Extract each line bearing the word "value".

### [SUPPLIED DATA]
**********
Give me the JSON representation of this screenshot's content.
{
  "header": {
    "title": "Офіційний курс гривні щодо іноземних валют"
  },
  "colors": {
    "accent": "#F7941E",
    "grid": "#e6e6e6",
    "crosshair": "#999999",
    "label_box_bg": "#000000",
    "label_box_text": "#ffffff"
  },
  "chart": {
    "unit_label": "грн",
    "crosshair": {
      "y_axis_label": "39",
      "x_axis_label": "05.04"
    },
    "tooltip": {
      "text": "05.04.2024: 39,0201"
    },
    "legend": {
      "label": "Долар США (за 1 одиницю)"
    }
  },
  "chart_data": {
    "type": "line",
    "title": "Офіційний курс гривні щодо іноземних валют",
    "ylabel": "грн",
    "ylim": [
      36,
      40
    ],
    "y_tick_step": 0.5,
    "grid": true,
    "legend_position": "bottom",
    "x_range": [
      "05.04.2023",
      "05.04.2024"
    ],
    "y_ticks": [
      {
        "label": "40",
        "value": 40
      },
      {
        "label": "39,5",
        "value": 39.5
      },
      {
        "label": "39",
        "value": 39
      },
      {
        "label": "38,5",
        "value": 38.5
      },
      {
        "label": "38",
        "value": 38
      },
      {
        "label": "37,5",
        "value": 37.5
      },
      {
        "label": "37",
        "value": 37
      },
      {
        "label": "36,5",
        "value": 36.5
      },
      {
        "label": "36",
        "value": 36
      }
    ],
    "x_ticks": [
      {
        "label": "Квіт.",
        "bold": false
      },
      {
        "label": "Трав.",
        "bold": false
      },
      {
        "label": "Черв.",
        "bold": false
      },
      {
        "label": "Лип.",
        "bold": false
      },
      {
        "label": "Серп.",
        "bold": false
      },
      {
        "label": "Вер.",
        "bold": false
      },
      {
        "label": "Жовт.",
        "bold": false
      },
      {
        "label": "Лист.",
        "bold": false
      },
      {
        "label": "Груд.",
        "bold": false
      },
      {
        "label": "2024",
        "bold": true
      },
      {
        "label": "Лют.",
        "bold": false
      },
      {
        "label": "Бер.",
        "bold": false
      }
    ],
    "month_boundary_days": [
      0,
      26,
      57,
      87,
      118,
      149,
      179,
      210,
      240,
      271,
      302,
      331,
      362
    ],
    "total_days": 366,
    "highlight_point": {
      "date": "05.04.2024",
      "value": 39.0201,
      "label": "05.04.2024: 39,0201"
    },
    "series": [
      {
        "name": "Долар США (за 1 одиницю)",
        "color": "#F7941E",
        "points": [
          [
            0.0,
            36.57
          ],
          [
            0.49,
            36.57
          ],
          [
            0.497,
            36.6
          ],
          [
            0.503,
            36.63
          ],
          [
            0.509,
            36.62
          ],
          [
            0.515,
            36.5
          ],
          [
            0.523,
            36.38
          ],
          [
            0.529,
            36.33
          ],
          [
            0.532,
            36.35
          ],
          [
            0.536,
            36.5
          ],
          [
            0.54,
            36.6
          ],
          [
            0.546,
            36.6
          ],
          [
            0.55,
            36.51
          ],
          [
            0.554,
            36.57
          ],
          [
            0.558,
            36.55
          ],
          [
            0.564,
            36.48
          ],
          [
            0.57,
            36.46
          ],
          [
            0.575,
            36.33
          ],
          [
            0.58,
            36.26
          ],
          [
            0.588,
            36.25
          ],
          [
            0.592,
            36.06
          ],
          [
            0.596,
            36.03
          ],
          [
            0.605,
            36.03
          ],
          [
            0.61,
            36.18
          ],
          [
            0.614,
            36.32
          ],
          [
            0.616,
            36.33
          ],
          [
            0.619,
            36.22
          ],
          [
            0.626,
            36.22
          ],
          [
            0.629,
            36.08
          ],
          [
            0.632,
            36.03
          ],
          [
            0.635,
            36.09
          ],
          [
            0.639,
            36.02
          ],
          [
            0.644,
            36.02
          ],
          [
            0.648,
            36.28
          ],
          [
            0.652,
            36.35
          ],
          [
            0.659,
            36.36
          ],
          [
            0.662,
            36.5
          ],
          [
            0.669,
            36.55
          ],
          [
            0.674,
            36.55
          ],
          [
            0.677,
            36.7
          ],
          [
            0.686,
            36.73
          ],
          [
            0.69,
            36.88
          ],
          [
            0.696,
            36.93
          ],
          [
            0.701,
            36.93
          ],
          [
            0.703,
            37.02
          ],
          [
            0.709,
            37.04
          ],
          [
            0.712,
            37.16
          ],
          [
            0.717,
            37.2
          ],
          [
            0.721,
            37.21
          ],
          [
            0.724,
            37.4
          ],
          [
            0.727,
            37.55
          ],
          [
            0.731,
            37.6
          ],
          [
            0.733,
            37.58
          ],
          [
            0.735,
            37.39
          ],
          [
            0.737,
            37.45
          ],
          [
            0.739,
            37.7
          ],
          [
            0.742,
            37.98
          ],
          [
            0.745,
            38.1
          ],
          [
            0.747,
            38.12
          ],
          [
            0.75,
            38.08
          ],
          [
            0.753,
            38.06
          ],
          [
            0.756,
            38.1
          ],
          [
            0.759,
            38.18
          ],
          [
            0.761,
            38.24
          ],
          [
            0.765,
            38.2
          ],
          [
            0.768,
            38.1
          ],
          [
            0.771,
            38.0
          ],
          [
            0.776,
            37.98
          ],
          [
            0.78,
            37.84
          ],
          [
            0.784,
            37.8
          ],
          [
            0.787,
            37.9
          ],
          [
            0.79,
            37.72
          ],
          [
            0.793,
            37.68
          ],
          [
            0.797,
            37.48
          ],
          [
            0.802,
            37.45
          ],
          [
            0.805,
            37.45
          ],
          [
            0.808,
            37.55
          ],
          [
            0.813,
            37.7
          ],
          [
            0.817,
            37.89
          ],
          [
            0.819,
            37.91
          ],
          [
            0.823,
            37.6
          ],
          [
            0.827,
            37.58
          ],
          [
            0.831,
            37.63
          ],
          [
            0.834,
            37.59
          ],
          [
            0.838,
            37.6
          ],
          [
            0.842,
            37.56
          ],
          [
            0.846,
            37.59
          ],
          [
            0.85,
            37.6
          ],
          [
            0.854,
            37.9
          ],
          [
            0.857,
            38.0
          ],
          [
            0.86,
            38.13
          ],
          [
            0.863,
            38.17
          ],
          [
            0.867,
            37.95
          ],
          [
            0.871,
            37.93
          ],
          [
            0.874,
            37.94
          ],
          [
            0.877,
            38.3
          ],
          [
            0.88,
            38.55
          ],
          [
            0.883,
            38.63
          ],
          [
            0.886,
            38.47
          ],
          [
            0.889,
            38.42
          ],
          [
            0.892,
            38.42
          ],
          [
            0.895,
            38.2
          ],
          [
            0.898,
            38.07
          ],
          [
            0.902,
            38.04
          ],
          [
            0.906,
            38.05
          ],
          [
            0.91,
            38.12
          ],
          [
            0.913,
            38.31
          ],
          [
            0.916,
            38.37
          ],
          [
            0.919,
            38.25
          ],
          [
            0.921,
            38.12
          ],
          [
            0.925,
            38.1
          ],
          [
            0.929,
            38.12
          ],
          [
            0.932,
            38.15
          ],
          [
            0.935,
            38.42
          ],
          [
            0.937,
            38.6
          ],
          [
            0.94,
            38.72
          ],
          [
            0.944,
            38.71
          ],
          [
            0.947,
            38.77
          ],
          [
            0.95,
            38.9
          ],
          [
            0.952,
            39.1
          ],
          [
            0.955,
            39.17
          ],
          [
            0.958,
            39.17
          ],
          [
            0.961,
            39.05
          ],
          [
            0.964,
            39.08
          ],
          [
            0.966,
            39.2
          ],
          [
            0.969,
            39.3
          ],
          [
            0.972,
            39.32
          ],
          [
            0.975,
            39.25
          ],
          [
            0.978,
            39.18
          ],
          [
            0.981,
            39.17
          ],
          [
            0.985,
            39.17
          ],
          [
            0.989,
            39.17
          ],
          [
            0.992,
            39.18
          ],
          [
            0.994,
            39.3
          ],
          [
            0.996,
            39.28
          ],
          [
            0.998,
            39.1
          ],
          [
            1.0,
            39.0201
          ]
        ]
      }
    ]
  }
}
**********
### [RESULT]
        "value": 40
        "value": 39.5
        "value": 39
        "value": 38.5
        "value": 38
        "value": 37.5
        "value": 37
        "value": 36.5
        "value": 36
      "value": 39.0201,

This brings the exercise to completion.